▶ [Description of the task]: Return each line of the records with nothing changed, pictures excepted.

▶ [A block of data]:

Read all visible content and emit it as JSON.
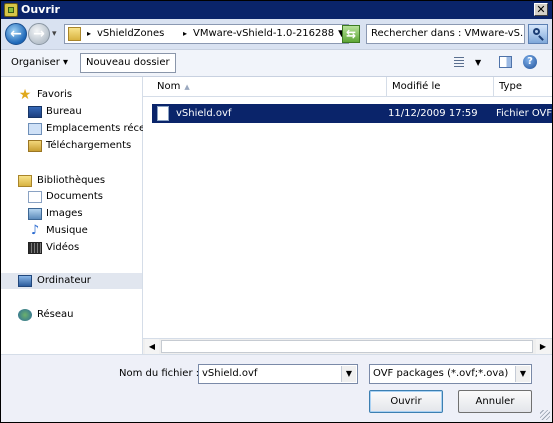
{
  "window": {
    "title": "Ouvrir",
    "close_glyph": "✕"
  },
  "address": {
    "breadcrumbs": [
      "vShieldZones",
      "VMware-vShield-1.0-216288"
    ],
    "search_placeholder": "Rechercher dans : VMware-vS..."
  },
  "toolbar": {
    "organise_label": "Organiser ▾",
    "new_folder_label": "Nouveau dossier"
  },
  "sidebar": {
    "favorites_label": "Favoris",
    "favorites": [
      "Bureau",
      "Emplacements récents",
      "Téléchargements"
    ],
    "libraries_label": "Bibliothèques",
    "libraries": [
      "Documents",
      "Images",
      "Musique",
      "Vidéos"
    ],
    "computer_label": "Ordinateur",
    "network_label": "Réseau"
  },
  "columns": {
    "name": "Nom",
    "modified": "Modifié le",
    "type": "Type"
  },
  "files": [
    {
      "name": "vShield.ovf",
      "modified": "11/12/2009 17:59",
      "type": "Fichier OVF"
    }
  ],
  "footer": {
    "filename_label": "Nom du fichier :",
    "filename_value": "vShield.ovf",
    "filter_value": "OVF packages (*.ovf;*.ova)",
    "open_label": "Ouvrir",
    "cancel_label": "Annuler"
  }
}
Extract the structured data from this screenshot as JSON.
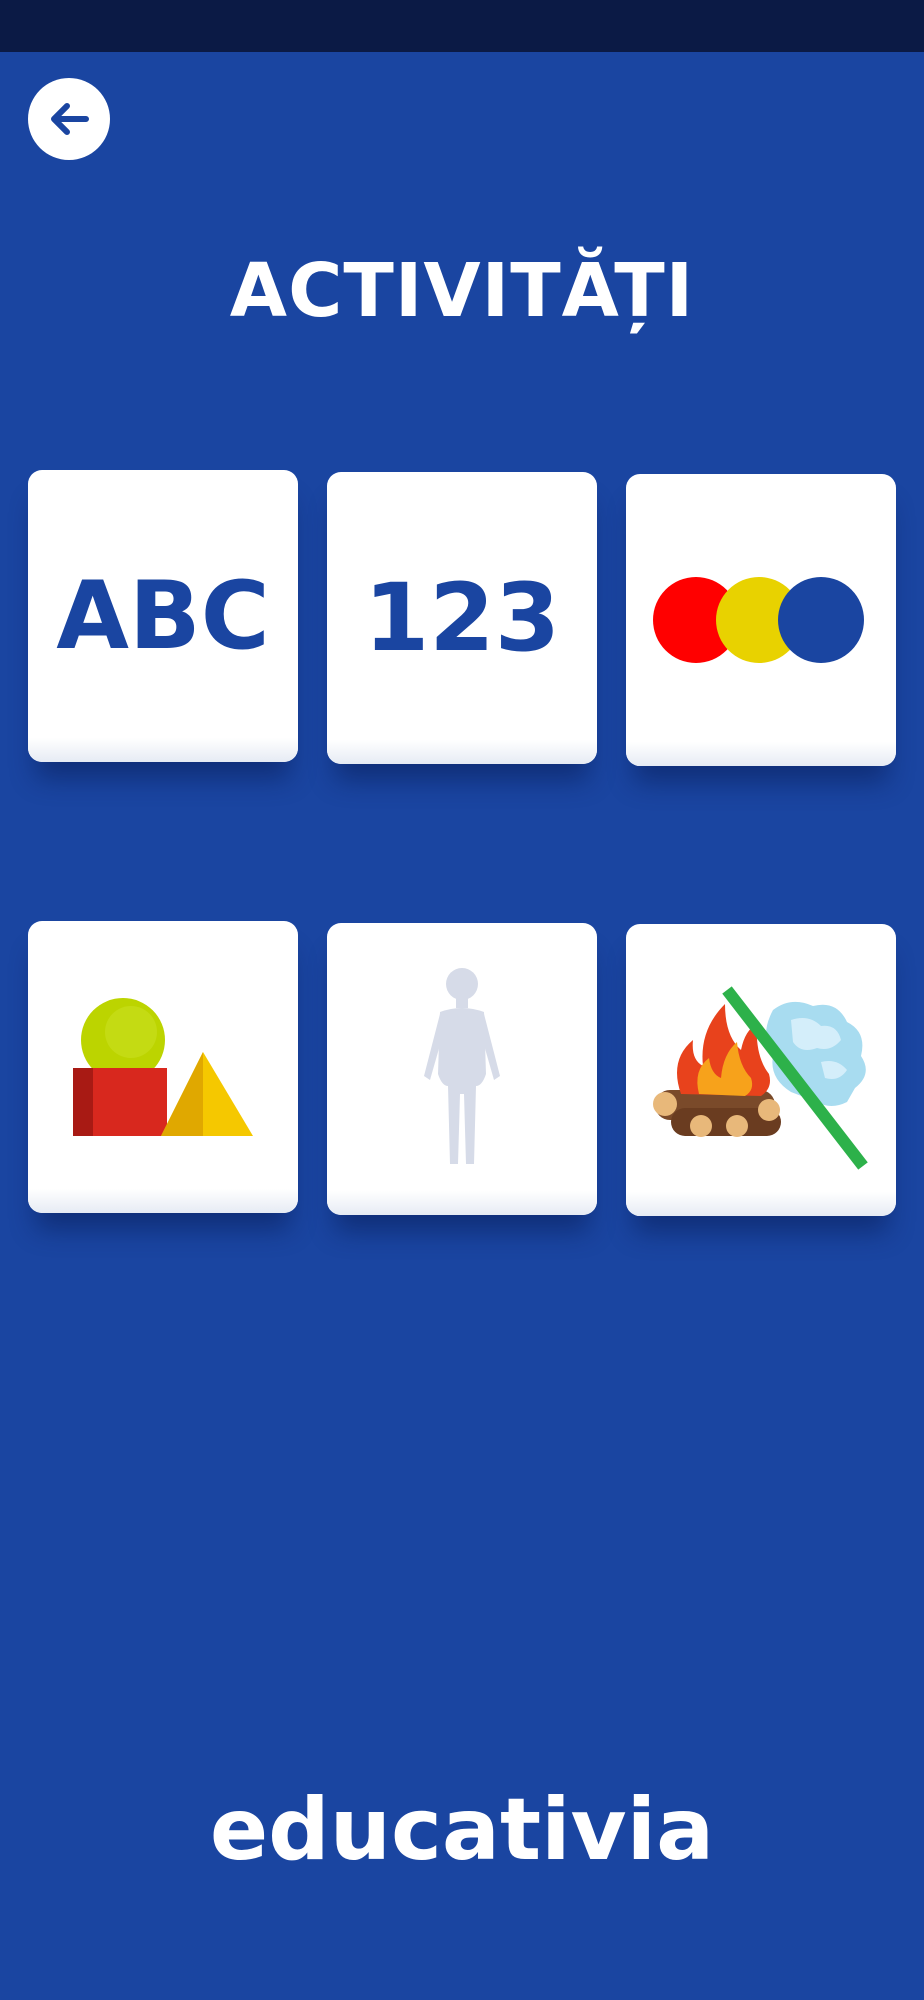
{
  "header": {
    "back_icon": "arrow-left-icon",
    "title": "ACTIVITĂȚI"
  },
  "activities": [
    {
      "label": "ABC",
      "icon": "letters-icon"
    },
    {
      "label": "123",
      "icon": "numbers-icon"
    },
    {
      "label": "",
      "icon": "colors-icon",
      "colors": [
        "#ff0000",
        "#e8d200",
        "#1a45a1"
      ]
    },
    {
      "label": "",
      "icon": "shapes-icon",
      "colors": [
        "#bcd400",
        "#d8281e",
        "#f5c800"
      ]
    },
    {
      "label": "",
      "icon": "human-body-icon",
      "colors": [
        "#d6dbe8"
      ]
    },
    {
      "label": "",
      "icon": "hot-cold-icon",
      "colors": [
        "#e8421c",
        "#7a4a2a",
        "#a8dcf0",
        "#2db14a"
      ]
    }
  ],
  "footer": {
    "brand": "educativia"
  },
  "theme": {
    "background": "#1a45a1",
    "statusbar": "#0b1a45",
    "card": "#ffffff"
  }
}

▶ [Response to the exercise]:
Read all visible content and emit it as JSON.
{
  "window": {
    "title": "Ouvrir",
    "close_glyph": "✕"
  },
  "address": {
    "breadcrumbs": [
      "vShieldZones",
      "VMware-vShield-1.0-216288"
    ],
    "search_placeholder": "Rechercher dans : VMware-vS..."
  },
  "toolbar": {
    "organise_label": "Organiser ▾",
    "new_folder_label": "Nouveau dossier"
  },
  "sidebar": {
    "favorites_label": "Favoris",
    "favorites": [
      "Bureau",
      "Emplacements récents",
      "Téléchargements"
    ],
    "libraries_label": "Bibliothèques",
    "libraries": [
      "Documents",
      "Images",
      "Musique",
      "Vidéos"
    ],
    "computer_label": "Ordinateur",
    "network_label": "Réseau"
  },
  "columns": {
    "name": "Nom",
    "modified": "Modifié le",
    "type": "Type"
  },
  "files": [
    {
      "name": "vShield.ovf",
      "modified": "11/12/2009 17:59",
      "type": "Fichier OVF"
    }
  ],
  "footer": {
    "filename_label": "Nom du fichier :",
    "filename_value": "vShield.ovf",
    "filter_value": "OVF packages (*.ovf;*.ova)",
    "open_label": "Ouvrir",
    "cancel_label": "Annuler"
  }
}
Extract the structured data from this screenshot as JSON.
{
  "header": {
    "back_icon": "arrow-left-icon",
    "title": "ACTIVITĂȚI"
  },
  "activities": [
    {
      "label": "ABC",
      "icon": "letters-icon"
    },
    {
      "label": "123",
      "icon": "numbers-icon"
    },
    {
      "label": "",
      "icon": "colors-icon",
      "colors": [
        "#ff0000",
        "#e8d200",
        "#1a45a1"
      ]
    },
    {
      "label": "",
      "icon": "shapes-icon",
      "colors": [
        "#bcd400",
        "#d8281e",
        "#f5c800"
      ]
    },
    {
      "label": "",
      "icon": "human-body-icon",
      "colors": [
        "#d6dbe8"
      ]
    },
    {
      "label": "",
      "icon": "hot-cold-icon",
      "colors": [
        "#e8421c",
        "#7a4a2a",
        "#a8dcf0",
        "#2db14a"
      ]
    }
  ],
  "footer": {
    "brand": "educativia"
  },
  "theme": {
    "background": "#1a45a1",
    "statusbar": "#0b1a45",
    "card": "#ffffff"
  }
}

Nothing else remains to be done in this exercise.